* begin Provided records *

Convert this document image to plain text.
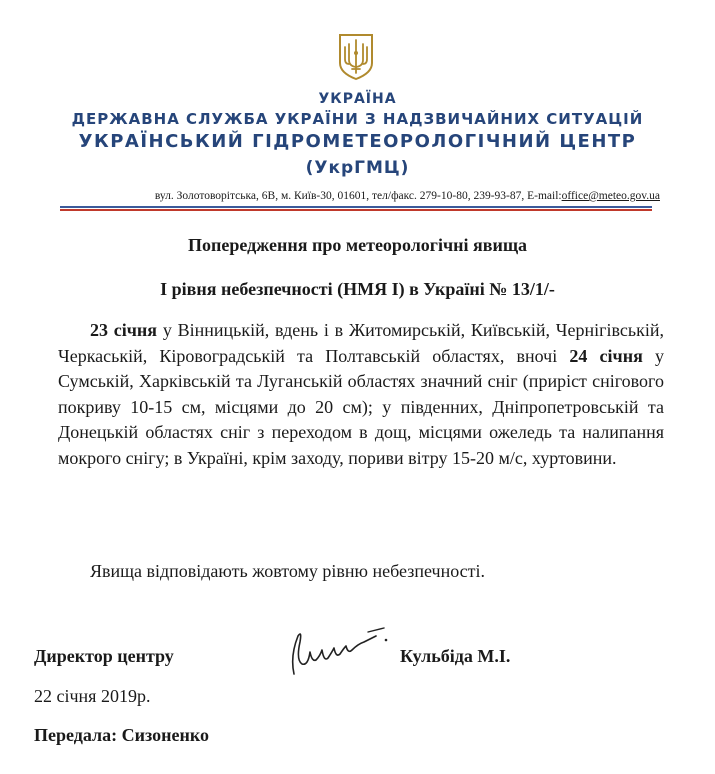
УКРАЇНА
ДЕРЖАВНА СЛУЖБА УКРАЇНИ З НАДЗВИЧАЙНИХ СИТУАЦІЙ
УКРАЇНСЬКИЙ ГІДРОМЕТЕОРОЛОГІЧНИЙ ЦЕНТР
(УкрГМЦ)
вул. Золотоворітська, 6В, м. Київ-30, 01601, тел/факс. 279-10-80, 239-93-87, E-mail:office@meteo.gov.ua
Попередження про метеорологічні явища
І рівня небезпечності (НМЯ І) в Україні № 13/1/-
23 січня у Вінницькій, вдень і в Житомирській, Київській, Чернігівській, Черкаській, Кіровоградській та Полтавській областях, вночі 24 січня у Сумській, Харківській та Луганській областях значний сніг (приріст снігового покриву 10-15 см, місцями до 20 см); у південних, Дніпропетровській та Донецькій областях сніг з переходом в дощ, місцями ожеледь та налипання мокрого снігу; в Україні, крім заходу, пориви вітру 15-20 м/с, хуртовини.
Явища відповідають жовтому рівню небезпечності.
Директор центру	Кульбіда М.І.
22 січня 2019р.
Передала: Сизоненко
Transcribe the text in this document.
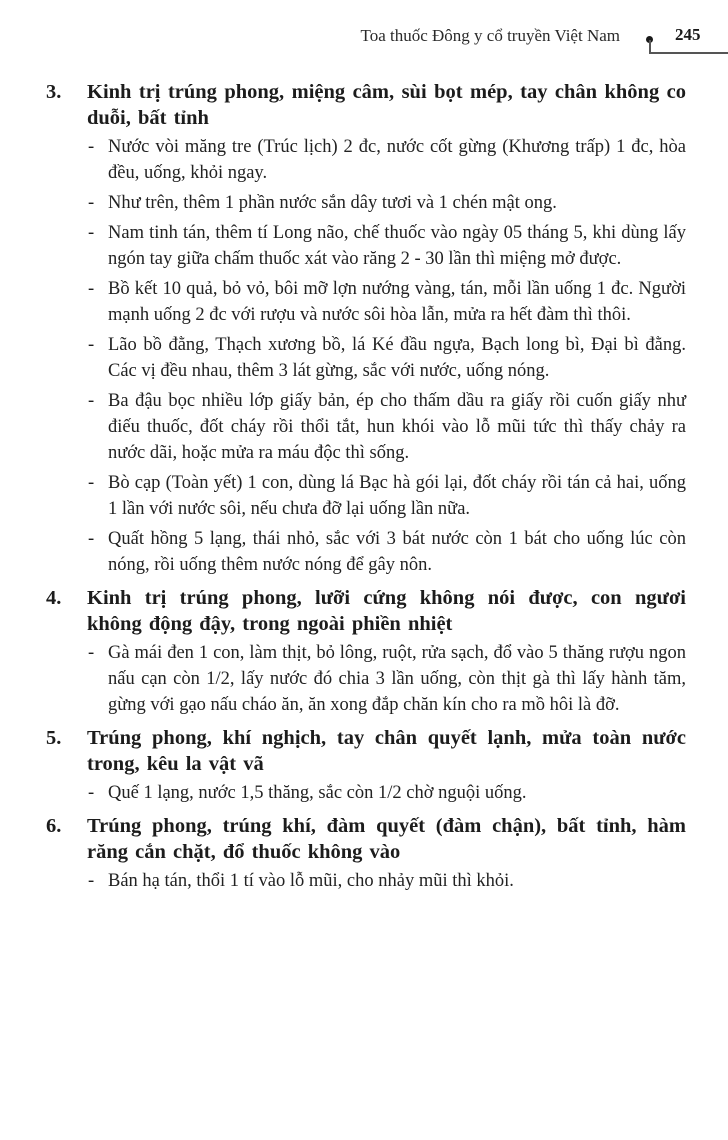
Toa thuốc Đông y cổ truyền Việt Nam	245
3. Kinh trị trúng phong, miệng câm, sùi bọt mép, tay chân không co duỗi, bất tỉnh
- Nước vòi măng tre (Trúc lịch) 2 đc, nước cốt gừng (Khương trấp) 1 đc, hòa đều, uống, khỏi ngay.
- Như trên, thêm 1 phần nước sắn dây tươi và 1 chén mật ong.
- Nam tinh tán, thêm tí Long não, chế thuốc vào ngày 05 tháng 5, khi dùng lấy ngón tay giữa chấm thuốc xát vào răng 2 - 30 lần thì miệng mở được.
- Bồ kết 10 quả, bỏ vỏ, bôi mỡ lợn nướng vàng, tán, mỗi lần uống 1 đc. Người mạnh uống 2 đc với rượu và nước sôi hòa lẫn, mửa ra hết đàm thì thôi.
- Lão bồ đằng, Thạch xương bồ, lá Ké đầu ngựa, Bạch long bì, Đại bì đằng. Các vị đều nhau, thêm 3 lát gừng, sắc với nước, uống nóng.
- Ba đậu bọc nhiều lớp giấy bản, ép cho thấm dầu ra giấy rồi cuốn giấy như điếu thuốc, đốt cháy rồi thổi tắt, hun khói vào lỗ mũi tức thì thấy chảy ra nước dãi, hoặc mửa ra máu độc thì sống.
- Bò cạp (Toàn yết) 1 con, dùng lá Bạc hà gói lại, đốt cháy rồi tán cả hai, uống 1 lần với nước sôi, nếu chưa đỡ lại uống lần nữa.
- Quất hồng 5 lạng, thái nhỏ, sắc với 3 bát nước còn 1 bát cho uống lúc còn nóng, rồi uống thêm nước nóng để gây nôn.
4. Kinh trị trúng phong, lưỡi cứng không nói được, con ngươi không động đậy, trong ngoài phiền nhiệt
- Gà mái đen 1 con, làm thịt, bỏ lông, ruột, rửa sạch, đổ vào 5 thăng rượu ngon nấu cạn còn 1/2, lấy nước đó chia 3 lần uống, còn thịt gà thì lấy hành tăm, gừng với gạo nấu cháo ăn, ăn xong đắp chăn kín cho ra mồ hôi là đỡ.
5. Trúng phong, khí nghịch, tay chân quyết lạnh, mửa toàn nước trong, kêu la vật vã
- Quế 1 lạng, nước 1,5 thăng, sắc còn 1/2 chờ nguội uống.
6. Trúng phong, trúng khí, đàm quyết (đàm chận), bất tỉnh, hàm răng cắn chặt, đổ thuốc không vào
- Bán hạ tán, thổi 1 tí vào lỗ mũi, cho nhảy mũi thì khỏi.
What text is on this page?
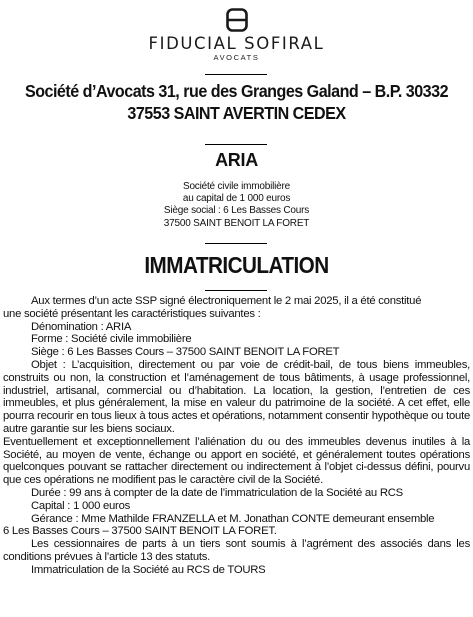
FIDUCIAL SOFIRAL
AVOCATS
Société d’Avocats 31, rue des Granges Galand – B.P. 30332
37553 SAINT AVERTIN CEDEX
ARIA
Société civile immobilière
au capital de 1 000 euros
Siège social : 6 Les Basses Cours
37500 SAINT BENOIT LA FORET
IMMATRICULATION

Aux termes d’un acte SSP signé électroniquement le 2 mai 2025, il a été constitué

une société présentant les caractéristiques suivantes :

Dénomination : ARIA

Forme : Société civile immobilière

Siège : 6 Les Basses Cours – 37500 SAINT BENOIT LA FORET

Objet : L’acquisition, directement ou par voie de crédit-bail, de tous biens immeubles, construits ou non, la construction et l’aménagement de tous bâtiments, à usage professionnel, industriel, artisanal, commercial ou d’habitation. La location, la gestion, l’entretien de ces immeubles, et plus généralement, la mise en valeur du patrimoine de la société. A cet effet, elle pourra recourir en tous lieux à tous actes et opérations, notamment consentir hypothèque ou toute autre garantie sur les biens sociaux.

Eventuellement et exceptionnellement l’aliénation du ou des immeubles devenus inutiles à la Société, au moyen de vente, échange ou apport en société, et généralement toutes opérations quelconques pouvant se rattacher directement ou indirectement à l’objet ci-dessus défini, pourvu que ces opérations ne modifient pas le caractère civil de la Société.

Durée : 99 ans à compter de la date de l’immatriculation de la Société au RCS

Capital : 1 000 euros

Gérance : Mme Mathilde FRANZELLA et M. Jonathan CONTE demeurant ensemble

6 Les Basses Cours – 37500 SAINT BENOIT LA FORET.

Les cessionnaires de parts à un tiers sont soumis à l’agrément des associés dans les conditions prévues à l’article 13 des statuts.

Immatriculation de la Société au RCS de TOURS
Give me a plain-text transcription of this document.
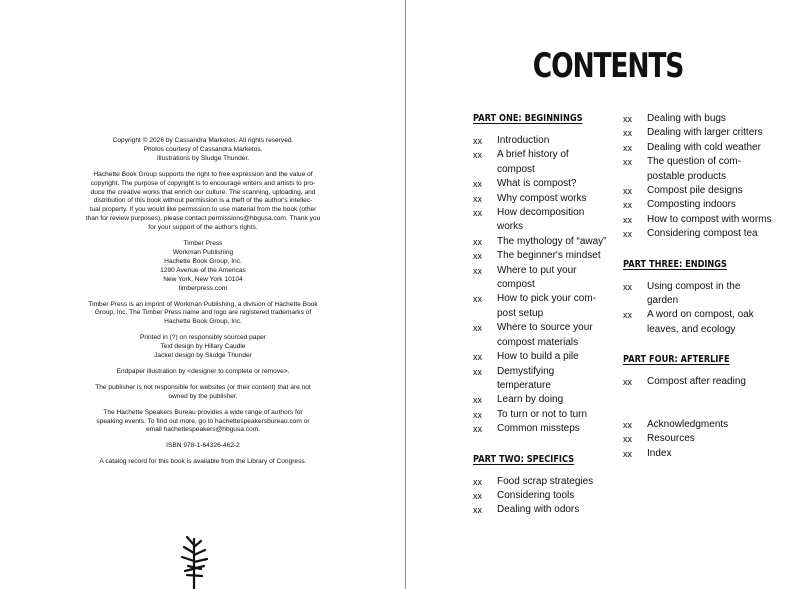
Copyright © 2026 by Cassandra Marketos. All rights reserved.
Photos courtesy of Cassandra Marketos.
Illustrations by Sludge Thunder.

Hachette Book Group supports the right to free expression and the value of
copyright. The purpose of copyright is to encourage writers and artists to pro-
duce the creative works that enrich our culture. The scanning, uploading, and
distribution of this book without permission is a theft of the author's intellec-
tual property. If you would like permission to use material from the book (other
than for review purposes), please contact permissions@hbgusa.com. Thank you
for your support of the author's rights.

Timber Press
Workman Publishing
Hachette Book Group, Inc.
1290 Avenue of the Americas
New York, New York 10104
timberpress.com

Timber Press is an imprint of Workman Publishing, a division of Hachette Book
Group, Inc. The Timber Press name and logo are registered trademarks of
Hachette Book Group, Inc.

Printed in (?) on responsibly sourced paper
Text design by Hillary Caudle
Jacket design by Sludge Thunder

Endpaper illustration by <designer to complete or remove>.

The publisher is not responsible for websites (or their content) that are not
owned by the publisher.

The Hachette Speakers Bureau provides a wide range of authors for
speaking events. To find out more, go to hachettespeakersbureau.com or
email hachettespeakers@hbgusa.com.

ISBN 978-1-64326-462-2

A catalog record for this book is available from the Library of Congress.

CONTENTS
PART ONE: BEGINNINGS
xx	Introduction
xx	A brief history of compost
xx	What is compost?
xx	Why compost works
xx	How decomposition works
xx	The mythology of “away”
xx	The beginner's mindset
xx	Where to put your compost
xx	How to pick your com-post setup
xx	Where to source your compost materials
xx	How to build a pile
xx	Demystifying temperature
xx	Learn by doing
xx	To turn or not to turn
xx	Common missteps
PART TWO: SPECIFICS
xx	Food scrap strategies
xx	Considering tools
xx	Dealing with odors
xx	Dealing with bugs
xx	Dealing with larger critters
xx	Dealing with cold weather
xx	The question of com-postable products
xx	Compost pile designs
xx	Composting indoors
xx	How to compost with worms
xx	Considering compost tea
PART THREE: ENDINGS
xx	Using compost in the garden
xx	A word on compost, oak leaves, and ecology
PART FOUR: AFTERLIFE
xx	Compost after reading
xx	Acknowledgments
xx	Resources
xx	Index
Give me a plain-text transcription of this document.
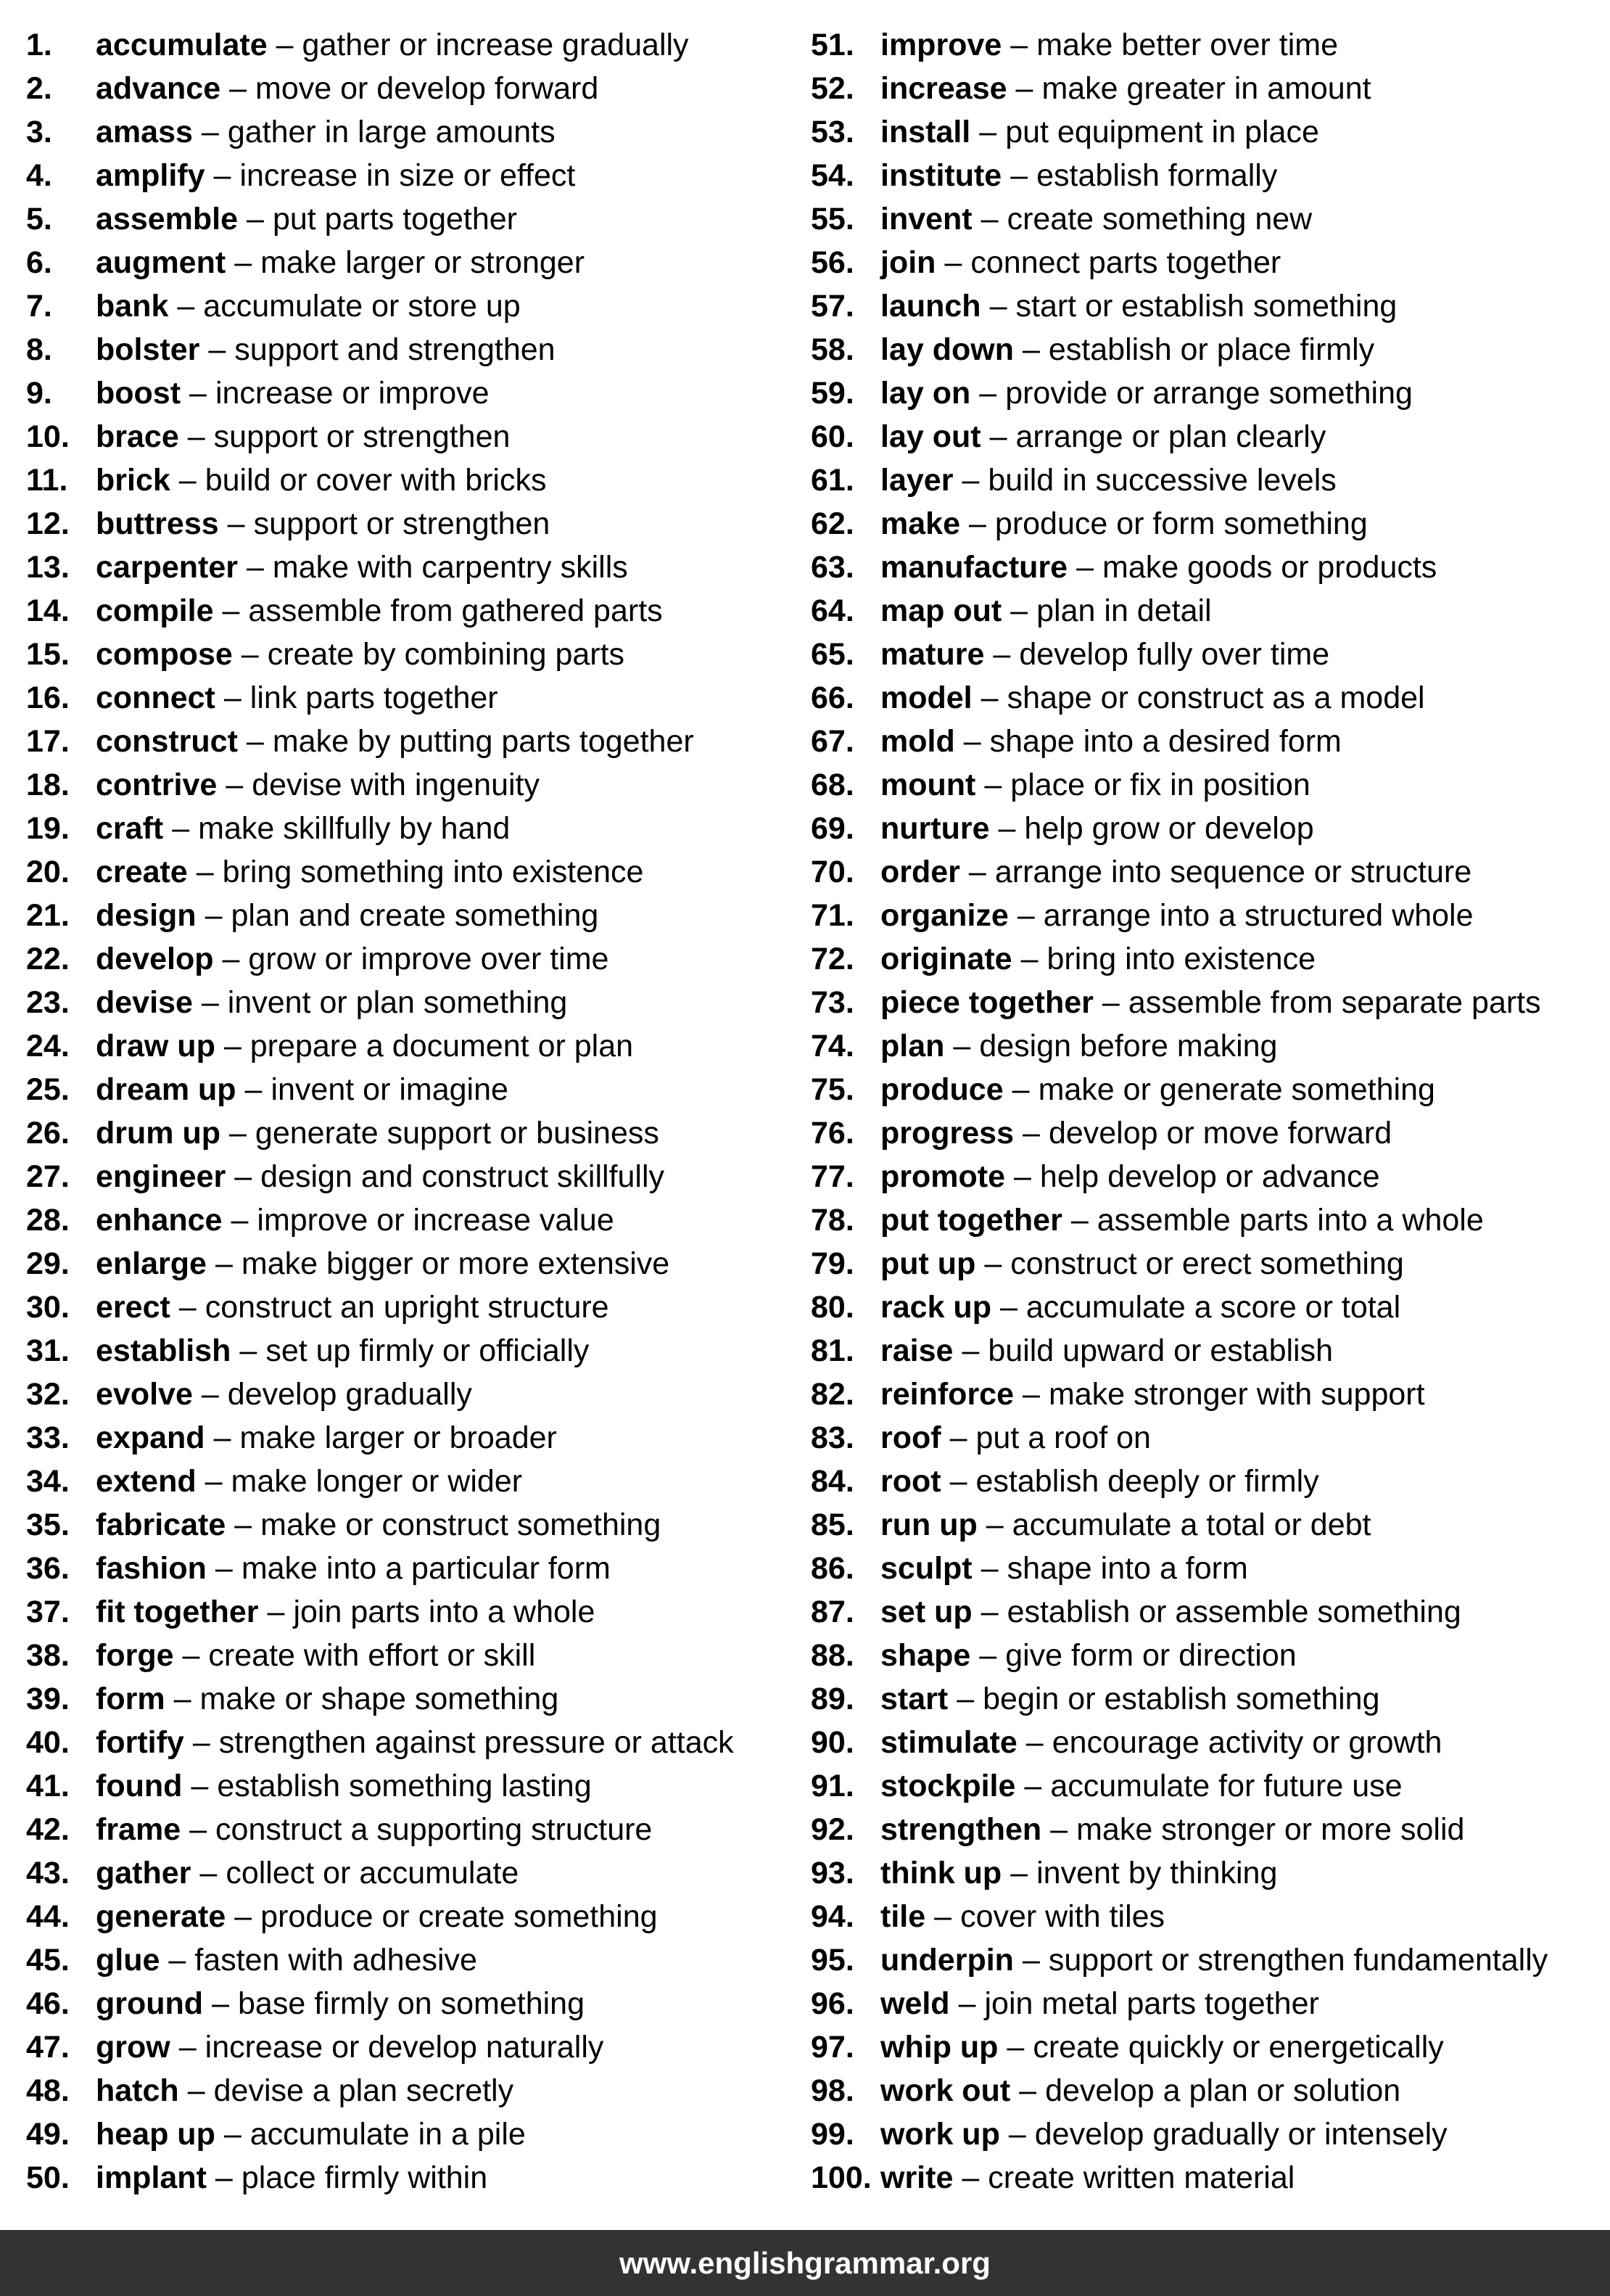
1.	accumulate – gather or increase gradually
2.	advance – move or develop forward
3.	amass – gather in large amounts
4.	amplify – increase in size or effect
5.	assemble – put parts together
6.	augment – make larger or stronger
7.	bank – accumulate or store up
8.	bolster – support and strengthen
9.	boost – increase or improve
10. brace – support or strengthen
11. brick – build or cover with bricks
12. buttress – support or strengthen
13. carpenter – make with carpentry skills
14. compile – assemble from gathered parts
15. compose – create by combining parts
16. connect – link parts together
17. construct – make by putting parts together
18. contrive – devise with ingenuity
19. craft – make skillfully by hand
20. create – bring something into existence
21. design – plan and create something
22. develop – grow or improve over time
23. devise – invent or plan something
24. draw up – prepare a document or plan
25. dream up – invent or imagine
26. drum up – generate support or business
27. engineer – design and construct skillfully
28. enhance – improve or increase value
29. enlarge – make bigger or more extensive
30. erect – construct an upright structure
31. establish – set up firmly or officially
32. evolve – develop gradually
33. expand – make larger or broader
34. extend – make longer or wider
35. fabricate – make or construct something
36. fashion – make into a particular form
37. fit together – join parts into a whole
38. forge – create with effort or skill
39. form – make or shape something
40. fortify – strengthen against pressure or attack
41. found – establish something lasting
42. frame – construct a supporting structure
43. gather – collect or accumulate
44. generate – produce or create something
45. glue – fasten with adhesive
46. ground – base firmly on something
47. grow – increase or develop naturally
48. hatch – devise a plan secretly
49. heap up – accumulate in a pile
50. implant – place firmly within
51. improve – make better over time
52. increase – make greater in amount
53. install – put equipment in place
54. institute – establish formally
55. invent – create something new
56. join – connect parts together
57. launch – start or establish something
58. lay down – establish or place firmly
59. lay on – provide or arrange something
60. lay out – arrange or plan clearly
61. layer – build in successive levels
62. make – produce or form something
63. manufacture – make goods or products
64. map out – plan in detail
65. mature – develop fully over time
66. model – shape or construct as a model
67. mold – shape into a desired form
68. mount – place or fix in position
69. nurture – help grow or develop
70. order – arrange into sequence or structure
71. organize – arrange into a structured whole
72. originate – bring into existence
73. piece together – assemble from separate parts
74. plan – design before making
75. produce – make or generate something
76. progress – develop or move forward
77. promote – help develop or advance
78. put together – assemble parts into a whole
79. put up – construct or erect something
80. rack up – accumulate a score or total
81. raise – build upward or establish
82. reinforce – make stronger with support
83. roof – put a roof on
84. root – establish deeply or firmly
85. run up – accumulate a total or debt
86. sculpt – shape into a form
87. set up – establish or assemble something
88. shape – give form or direction
89. start – begin or establish something
90. stimulate – encourage activity or growth
91. stockpile – accumulate for future use
92. strengthen – make stronger or more solid
93. think up – invent by thinking
94. tile – cover with tiles
95. underpin – support or strengthen fundamentally
96. weld – join metal parts together
97. whip up – create quickly or energetically
98. work out – develop a plan or solution
99. work up – develop gradually or intensely
100. write – create written material
www.englishgrammar.org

* end Provided records *

Look through the entries above and report the number of lines that contain "invent". Write only the number.

Finished task:
4